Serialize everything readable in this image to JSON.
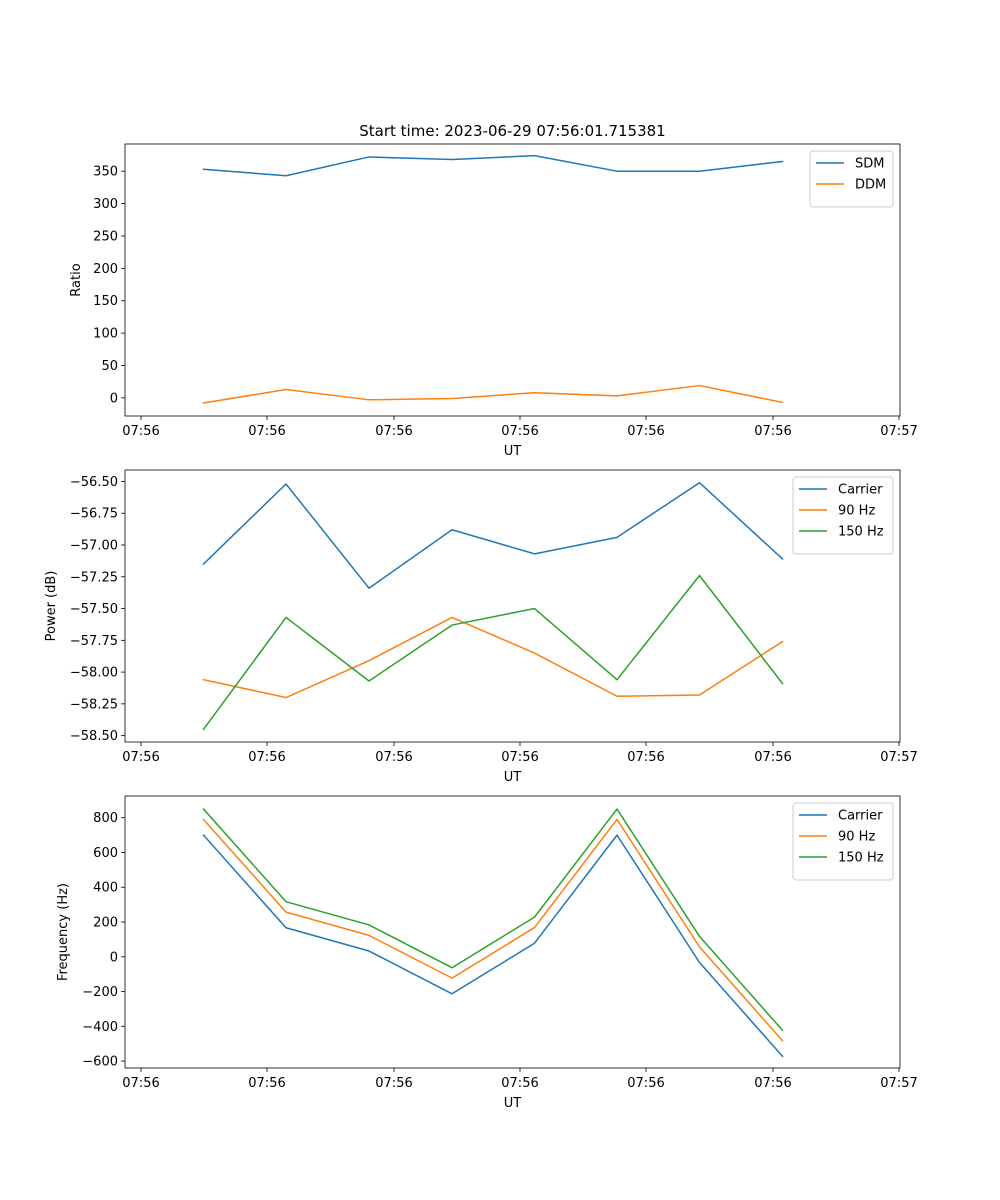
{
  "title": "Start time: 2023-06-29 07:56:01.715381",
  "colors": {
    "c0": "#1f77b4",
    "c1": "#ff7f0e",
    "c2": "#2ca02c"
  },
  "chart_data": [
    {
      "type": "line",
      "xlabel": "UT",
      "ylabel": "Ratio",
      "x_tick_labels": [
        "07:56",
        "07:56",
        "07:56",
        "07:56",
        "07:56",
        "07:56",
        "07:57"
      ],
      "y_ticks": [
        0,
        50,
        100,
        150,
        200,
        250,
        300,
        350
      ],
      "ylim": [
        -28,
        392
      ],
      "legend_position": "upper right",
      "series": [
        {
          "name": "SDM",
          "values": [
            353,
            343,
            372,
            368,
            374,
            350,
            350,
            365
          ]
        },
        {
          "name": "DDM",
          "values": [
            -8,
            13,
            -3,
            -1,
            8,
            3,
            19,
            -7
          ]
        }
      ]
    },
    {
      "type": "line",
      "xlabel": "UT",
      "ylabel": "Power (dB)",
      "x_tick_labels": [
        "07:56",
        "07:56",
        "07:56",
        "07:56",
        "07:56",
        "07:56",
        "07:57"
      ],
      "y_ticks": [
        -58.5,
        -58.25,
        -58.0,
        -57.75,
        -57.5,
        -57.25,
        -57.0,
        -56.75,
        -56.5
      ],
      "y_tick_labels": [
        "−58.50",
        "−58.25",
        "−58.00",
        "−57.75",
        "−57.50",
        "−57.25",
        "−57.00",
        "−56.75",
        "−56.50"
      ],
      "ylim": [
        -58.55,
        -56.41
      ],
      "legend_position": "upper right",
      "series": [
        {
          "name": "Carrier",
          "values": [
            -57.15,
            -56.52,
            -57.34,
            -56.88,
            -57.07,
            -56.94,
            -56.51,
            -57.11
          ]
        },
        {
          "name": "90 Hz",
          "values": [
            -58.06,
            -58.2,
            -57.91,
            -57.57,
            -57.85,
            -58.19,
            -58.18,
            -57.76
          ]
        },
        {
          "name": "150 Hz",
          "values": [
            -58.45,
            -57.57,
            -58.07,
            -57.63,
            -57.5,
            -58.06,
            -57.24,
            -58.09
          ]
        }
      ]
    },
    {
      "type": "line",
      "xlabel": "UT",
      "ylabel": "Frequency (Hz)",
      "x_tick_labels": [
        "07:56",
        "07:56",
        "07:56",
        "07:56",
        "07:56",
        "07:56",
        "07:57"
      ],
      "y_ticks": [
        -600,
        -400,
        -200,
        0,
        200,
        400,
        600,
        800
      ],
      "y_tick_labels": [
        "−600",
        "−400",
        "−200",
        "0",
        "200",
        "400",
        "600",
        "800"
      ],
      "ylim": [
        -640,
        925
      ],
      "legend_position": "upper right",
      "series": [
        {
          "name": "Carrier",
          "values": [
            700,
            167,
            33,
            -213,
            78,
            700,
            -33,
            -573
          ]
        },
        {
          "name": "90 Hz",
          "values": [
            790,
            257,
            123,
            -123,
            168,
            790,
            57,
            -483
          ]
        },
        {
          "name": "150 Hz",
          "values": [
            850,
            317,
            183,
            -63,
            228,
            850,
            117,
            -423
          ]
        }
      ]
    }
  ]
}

◆ ◆ ◆ ◆ ◆

Without including any pictures, print all of the material exactly as given.

Serialize everything readable in this image to JSON.
{
  "title": "Start time: 2023-06-29 07:56:01.715381",
  "colors": {
    "c0": "#1f77b4",
    "c1": "#ff7f0e",
    "c2": "#2ca02c"
  },
  "chart_data": [
    {
      "type": "line",
      "xlabel": "UT",
      "ylabel": "Ratio",
      "x_tick_labels": [
        "07:56",
        "07:56",
        "07:56",
        "07:56",
        "07:56",
        "07:56",
        "07:57"
      ],
      "y_ticks": [
        0,
        50,
        100,
        150,
        200,
        250,
        300,
        350
      ],
      "ylim": [
        -28,
        392
      ],
      "legend_position": "upper right",
      "series": [
        {
          "name": "SDM",
          "values": [
            353,
            343,
            372,
            368,
            374,
            350,
            350,
            365
          ]
        },
        {
          "name": "DDM",
          "values": [
            -8,
            13,
            -3,
            -1,
            8,
            3,
            19,
            -7
          ]
        }
      ]
    },
    {
      "type": "line",
      "xlabel": "UT",
      "ylabel": "Power (dB)",
      "x_tick_labels": [
        "07:56",
        "07:56",
        "07:56",
        "07:56",
        "07:56",
        "07:56",
        "07:57"
      ],
      "y_ticks": [
        -58.5,
        -58.25,
        -58.0,
        -57.75,
        -57.5,
        -57.25,
        -57.0,
        -56.75,
        -56.5
      ],
      "y_tick_labels": [
        "−58.50",
        "−58.25",
        "−58.00",
        "−57.75",
        "−57.50",
        "−57.25",
        "−57.00",
        "−56.75",
        "−56.50"
      ],
      "ylim": [
        -58.55,
        -56.41
      ],
      "legend_position": "upper right",
      "series": [
        {
          "name": "Carrier",
          "values": [
            -57.15,
            -56.52,
            -57.34,
            -56.88,
            -57.07,
            -56.94,
            -56.51,
            -57.11
          ]
        },
        {
          "name": "90 Hz",
          "values": [
            -58.06,
            -58.2,
            -57.91,
            -57.57,
            -57.85,
            -58.19,
            -58.18,
            -57.76
          ]
        },
        {
          "name": "150 Hz",
          "values": [
            -58.45,
            -57.57,
            -58.07,
            -57.63,
            -57.5,
            -58.06,
            -57.24,
            -58.09
          ]
        }
      ]
    },
    {
      "type": "line",
      "xlabel": "UT",
      "ylabel": "Frequency (Hz)",
      "x_tick_labels": [
        "07:56",
        "07:56",
        "07:56",
        "07:56",
        "07:56",
        "07:56",
        "07:57"
      ],
      "y_ticks": [
        -600,
        -400,
        -200,
        0,
        200,
        400,
        600,
        800
      ],
      "y_tick_labels": [
        "−600",
        "−400",
        "−200",
        "0",
        "200",
        "400",
        "600",
        "800"
      ],
      "ylim": [
        -640,
        925
      ],
      "legend_position": "upper right",
      "series": [
        {
          "name": "Carrier",
          "values": [
            700,
            167,
            33,
            -213,
            78,
            700,
            -33,
            -573
          ]
        },
        {
          "name": "90 Hz",
          "values": [
            790,
            257,
            123,
            -123,
            168,
            790,
            57,
            -483
          ]
        },
        {
          "name": "150 Hz",
          "values": [
            850,
            317,
            183,
            -63,
            228,
            850,
            117,
            -423
          ]
        }
      ]
    }
  ]
}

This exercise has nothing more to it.